● **Figure collection entries**:
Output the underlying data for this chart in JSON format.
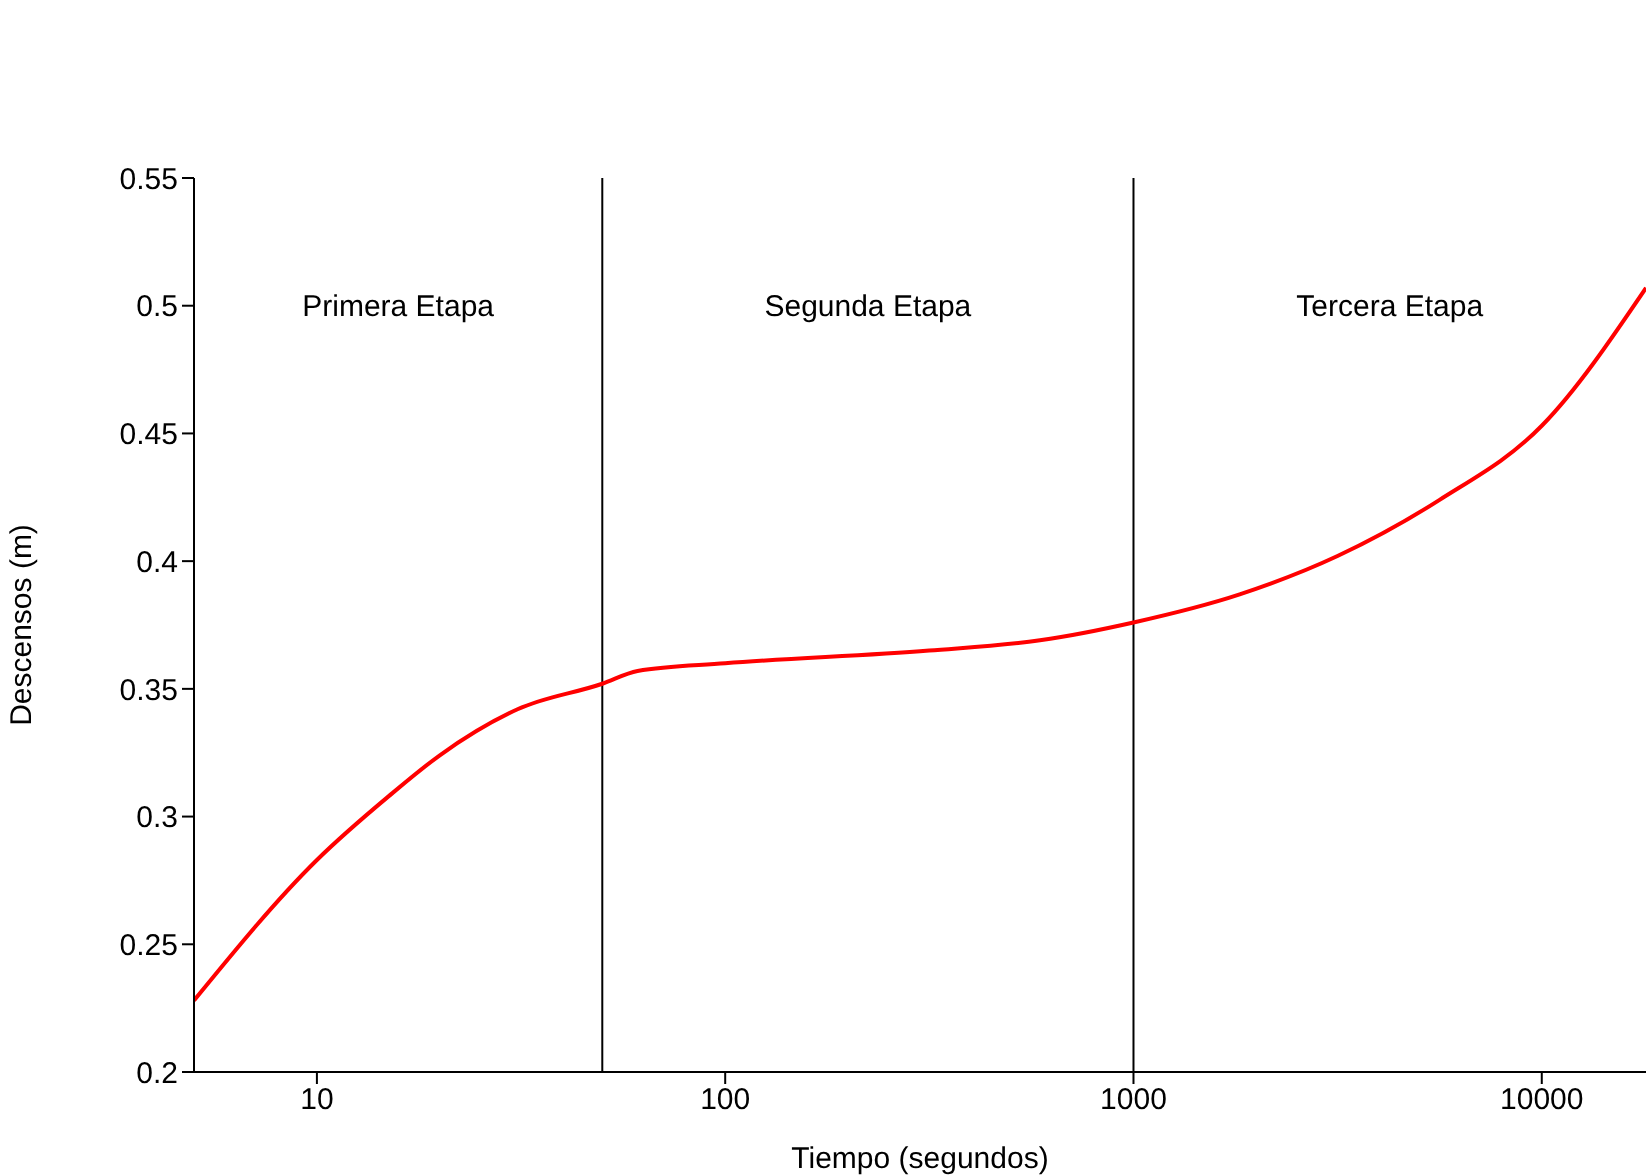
{
  "chart_data": {
    "type": "line",
    "xlabel": "Tiempo (segundos)",
    "ylabel": "Descensos (m)",
    "log": "x",
    "legend": false,
    "marker": "none",
    "line_style": "solid",
    "xlim": [
      5,
      18000
    ],
    "xticks": [
      10,
      100,
      1000,
      10000
    ],
    "ylim": [
      0.2,
      0.55
    ],
    "yticks": [
      0.2,
      0.25,
      0.3,
      0.35,
      0.4,
      0.45,
      0.5,
      0.55
    ],
    "series": [
      {
        "color": "#ff0000",
        "x": [
          5,
          10,
          15,
          20,
          31,
          50,
          61,
          100,
          316,
          590,
          1000,
          1820,
          3160,
          5620,
          10000,
          18000
        ],
        "values": [
          0.228,
          0.283,
          0.308,
          0.324,
          0.342,
          0.352,
          0.357,
          0.36,
          0.365,
          0.369,
          0.376,
          0.387,
          0.402,
          0.424,
          0.453,
          0.507
        ]
      }
    ],
    "ref_lines": [
      {
        "axis": "x",
        "value": 50,
        "color": "#000000"
      },
      {
        "axis": "x",
        "value": 1000,
        "color": "#000000"
      }
    ],
    "annotations": [
      "Primera Etapa",
      "Segunda Etapa",
      "Tercera Etapa"
    ]
  }
}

● **Problem requirements**: Reproduce all the records verbatim, excluding images.

● **Result**:
Output the underlying data for this chart in JSON format.
{
  "chart_data": {
    "type": "line",
    "xlabel": "Tiempo (segundos)",
    "ylabel": "Descensos (m)",
    "log": "x",
    "legend": false,
    "marker": "none",
    "line_style": "solid",
    "xlim": [
      5,
      18000
    ],
    "xticks": [
      10,
      100,
      1000,
      10000
    ],
    "ylim": [
      0.2,
      0.55
    ],
    "yticks": [
      0.2,
      0.25,
      0.3,
      0.35,
      0.4,
      0.45,
      0.5,
      0.55
    ],
    "series": [
      {
        "color": "#ff0000",
        "x": [
          5,
          10,
          15,
          20,
          31,
          50,
          61,
          100,
          316,
          590,
          1000,
          1820,
          3160,
          5620,
          10000,
          18000
        ],
        "values": [
          0.228,
          0.283,
          0.308,
          0.324,
          0.342,
          0.352,
          0.357,
          0.36,
          0.365,
          0.369,
          0.376,
          0.387,
          0.402,
          0.424,
          0.453,
          0.507
        ]
      }
    ],
    "ref_lines": [
      {
        "axis": "x",
        "value": 50,
        "color": "#000000"
      },
      {
        "axis": "x",
        "value": 1000,
        "color": "#000000"
      }
    ],
    "annotations": [
      "Primera Etapa",
      "Segunda Etapa",
      "Tercera Etapa"
    ]
  }
}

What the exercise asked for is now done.